* [What to produce]: Below are the records; collect from them each line containing the string "тәэмин".

Recorded data
....

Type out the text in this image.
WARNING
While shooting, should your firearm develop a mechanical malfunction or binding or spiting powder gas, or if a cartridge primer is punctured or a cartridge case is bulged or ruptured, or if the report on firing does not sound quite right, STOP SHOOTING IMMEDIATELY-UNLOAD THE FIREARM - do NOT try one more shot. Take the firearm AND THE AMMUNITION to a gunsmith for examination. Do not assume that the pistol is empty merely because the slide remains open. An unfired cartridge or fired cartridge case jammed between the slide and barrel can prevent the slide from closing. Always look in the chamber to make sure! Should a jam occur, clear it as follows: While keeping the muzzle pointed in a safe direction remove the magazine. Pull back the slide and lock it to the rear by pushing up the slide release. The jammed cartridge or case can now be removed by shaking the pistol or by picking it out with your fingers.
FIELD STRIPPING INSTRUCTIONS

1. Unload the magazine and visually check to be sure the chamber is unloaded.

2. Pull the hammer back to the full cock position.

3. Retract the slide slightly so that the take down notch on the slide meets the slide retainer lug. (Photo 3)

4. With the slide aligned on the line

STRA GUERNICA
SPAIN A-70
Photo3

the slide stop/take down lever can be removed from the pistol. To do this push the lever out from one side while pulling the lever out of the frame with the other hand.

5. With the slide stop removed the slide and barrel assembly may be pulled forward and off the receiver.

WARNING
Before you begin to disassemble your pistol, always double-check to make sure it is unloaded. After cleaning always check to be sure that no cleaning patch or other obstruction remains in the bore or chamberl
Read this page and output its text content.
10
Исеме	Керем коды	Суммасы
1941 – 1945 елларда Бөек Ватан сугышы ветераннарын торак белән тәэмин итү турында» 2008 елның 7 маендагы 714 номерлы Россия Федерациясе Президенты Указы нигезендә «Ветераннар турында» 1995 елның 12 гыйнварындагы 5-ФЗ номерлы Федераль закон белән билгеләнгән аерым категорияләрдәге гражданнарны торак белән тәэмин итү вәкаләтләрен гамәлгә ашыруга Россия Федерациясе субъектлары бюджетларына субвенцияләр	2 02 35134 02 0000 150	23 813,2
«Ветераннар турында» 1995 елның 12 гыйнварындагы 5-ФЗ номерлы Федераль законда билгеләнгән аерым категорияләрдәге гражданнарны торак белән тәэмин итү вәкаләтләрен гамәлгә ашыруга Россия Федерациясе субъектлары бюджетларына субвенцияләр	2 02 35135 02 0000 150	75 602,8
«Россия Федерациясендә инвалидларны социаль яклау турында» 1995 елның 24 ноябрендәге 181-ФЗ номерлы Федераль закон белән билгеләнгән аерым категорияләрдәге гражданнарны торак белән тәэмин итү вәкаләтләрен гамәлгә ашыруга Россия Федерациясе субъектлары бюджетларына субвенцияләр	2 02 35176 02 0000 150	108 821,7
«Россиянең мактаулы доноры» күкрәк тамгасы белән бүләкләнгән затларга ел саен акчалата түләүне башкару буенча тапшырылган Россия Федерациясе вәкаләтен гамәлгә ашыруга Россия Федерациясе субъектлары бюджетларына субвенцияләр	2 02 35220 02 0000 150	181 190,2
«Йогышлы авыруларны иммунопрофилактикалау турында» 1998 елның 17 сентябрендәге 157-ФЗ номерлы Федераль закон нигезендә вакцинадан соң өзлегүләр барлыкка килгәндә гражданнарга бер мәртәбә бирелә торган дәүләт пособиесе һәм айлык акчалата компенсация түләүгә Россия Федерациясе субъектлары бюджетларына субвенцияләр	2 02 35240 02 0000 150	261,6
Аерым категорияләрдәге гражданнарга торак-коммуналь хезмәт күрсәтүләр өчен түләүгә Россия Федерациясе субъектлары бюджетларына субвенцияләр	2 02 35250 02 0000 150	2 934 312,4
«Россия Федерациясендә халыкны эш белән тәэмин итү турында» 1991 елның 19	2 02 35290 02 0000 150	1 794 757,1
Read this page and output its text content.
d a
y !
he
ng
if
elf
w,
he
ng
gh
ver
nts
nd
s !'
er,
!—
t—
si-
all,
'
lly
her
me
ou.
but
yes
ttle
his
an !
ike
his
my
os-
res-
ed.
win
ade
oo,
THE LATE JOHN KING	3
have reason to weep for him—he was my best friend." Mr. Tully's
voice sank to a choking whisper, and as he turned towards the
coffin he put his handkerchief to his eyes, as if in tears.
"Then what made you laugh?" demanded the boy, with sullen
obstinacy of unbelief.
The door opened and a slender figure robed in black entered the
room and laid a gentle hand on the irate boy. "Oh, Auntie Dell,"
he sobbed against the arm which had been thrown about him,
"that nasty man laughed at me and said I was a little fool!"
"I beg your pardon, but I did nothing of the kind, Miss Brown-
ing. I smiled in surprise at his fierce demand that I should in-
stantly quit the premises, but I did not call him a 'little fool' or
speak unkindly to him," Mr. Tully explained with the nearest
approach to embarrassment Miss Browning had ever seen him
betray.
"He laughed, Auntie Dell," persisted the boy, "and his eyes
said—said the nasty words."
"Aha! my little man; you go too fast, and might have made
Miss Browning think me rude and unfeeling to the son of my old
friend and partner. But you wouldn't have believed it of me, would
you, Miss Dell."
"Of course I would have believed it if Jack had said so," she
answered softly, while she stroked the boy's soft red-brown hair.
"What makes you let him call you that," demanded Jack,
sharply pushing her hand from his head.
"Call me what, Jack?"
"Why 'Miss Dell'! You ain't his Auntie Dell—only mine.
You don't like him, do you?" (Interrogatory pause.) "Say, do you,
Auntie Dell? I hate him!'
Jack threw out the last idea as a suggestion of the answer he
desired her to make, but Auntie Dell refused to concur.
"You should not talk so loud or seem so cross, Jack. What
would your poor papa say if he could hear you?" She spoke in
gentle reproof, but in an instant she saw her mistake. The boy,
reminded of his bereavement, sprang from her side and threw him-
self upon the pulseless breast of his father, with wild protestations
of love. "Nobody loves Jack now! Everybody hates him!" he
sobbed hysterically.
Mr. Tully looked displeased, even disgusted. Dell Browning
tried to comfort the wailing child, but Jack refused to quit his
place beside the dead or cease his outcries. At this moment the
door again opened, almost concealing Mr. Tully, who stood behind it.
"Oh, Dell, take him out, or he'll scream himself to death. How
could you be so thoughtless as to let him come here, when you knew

....

* [Answer to this task]:
1941 – 1945 елларда Бөек Ватан сугышы ветераннарын торак белән тәэмин итү турында» 2008 елның 7 маендагы 714 номерлы Россия Федерациясе Президенты Указы нигезендә «Ветераннар турында» 1995 елның 12 гыйнварындагы 5-ФЗ номерлы Федераль закон белән билгеләнгән аерым категорияләрдәге гражданнарны торак белән тәэмин итү вәкаләтләрен гамәлгә ашыруга Россия Федерациясе субъектлары бюджетларына субвенцияләр	2 02 35134 02 0000 150	23 813,2
«Ветераннар турында» 1995 елның 12 гыйнварындагы 5-ФЗ номерлы Федераль законда билгеләнгән аерым категорияләрдәге гражданнарны торак белән тәэмин итү вәкаләтләрен гамәлгә ашыруга Россия Федерациясе субъектлары бюджетларына субвенцияләр	2 02 35135 02 0000 150	75 602,8
«Россия Федерациясендә инвалидларны социаль яклау турында» 1995 елның 24 ноябрендәге 181-ФЗ номерлы Федераль закон белән билгеләнгән аерым категорияләрдәге гражданнарны торак белән тәэмин итү вәкаләтләрен гамәлгә ашыруга Россия Федерациясе субъектлары бюджетларына субвенцияләр	2 02 35176 02 0000 150	108 821,7
«Россия Федерациясендә халыкны эш белән тәэмин итү турында» 1991 елның 19	2 02 35290 02 0000 150	1 794 757,1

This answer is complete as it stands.